**Records to use**.
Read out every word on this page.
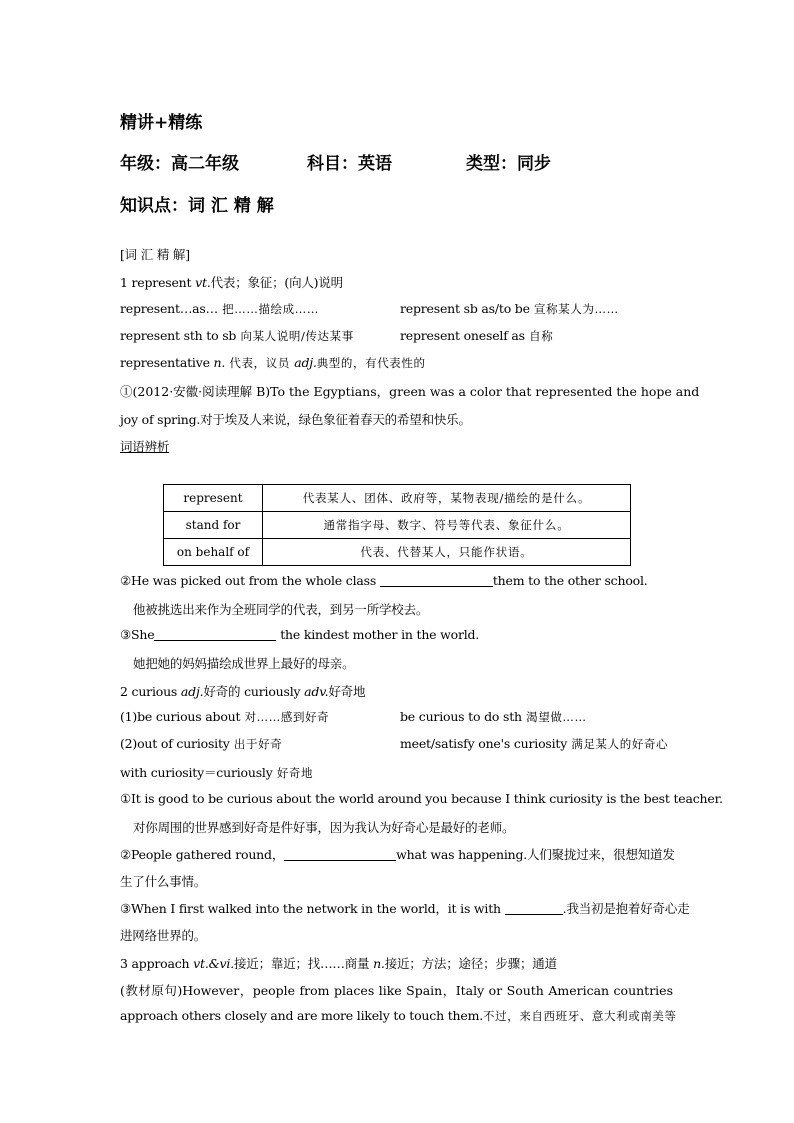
精讲+精练
年级：高二年级	科目：英语	类型：同步
知识点：词 汇 精 解
[词 汇 精 解]
1 represent vt.代表；象征；(向人)说明
represent…as… 把……描绘成……	represent sb as/to be 宣称某人为……
represent sth to sb 向某人说明/传达某事	represent oneself as 自称
representative n. 代表，议员 adj.典型的，有代表性的
①(2012·安徽·阅读理解 B)To the Egyptians，green was a color that represented the hope and
joy of spring.对于埃及人来说，绿色象征着春天的希望和快乐。
词语辨析
represent	代表某人、团体、政府等，某物表现/描绘的是什么。
stand for	通常指字母、数字、符号等代表、象征什么。
on behalf of	代表、代替某人，只能作状语。
②He was picked out from the whole class	them to the other school.
他被挑选出来作为全班同学的代表，到另一所学校去。
③She	the kindest mother in the world.
她把她的妈妈描绘成世界上最好的母亲。
2 curious adj.好奇的 curiously adv.好奇地
(1)be curious about 对……感到好奇	be curious to do sth 渴望做……
(2)out of curiosity 出于好奇	meet/satisfy one's curiosity 满足某人的好奇心
with curiosity＝curiously 好奇地
①It is good to be curious about the world around you because I think curiosity is the best teacher.
对你周围的世界感到好奇是件好事，因为我认为好奇心是最好的老师。
②People gathered round，	what was happening.人们聚拢过来，很想知道发
生了什么事情。
③When I first walked into the network in the world，it is with	.我当初是抱着好奇心走
进网络世界的。
3 approach vt.&vi.接近；靠近；找……商量 n.接近；方法；途径；步骤；通道
(教材原句)However，people from places like Spain，Italy or South American countries
approach others closely and are more likely to touch them.不过，来自西班牙、意大利或南美等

**Work to complete**. In the listing above, find each line with the word "curiously" and copy it.

**Finished exercise**.
2 curious adj.好奇的 curiously adv.好奇地
with curiosity＝curiously 好奇地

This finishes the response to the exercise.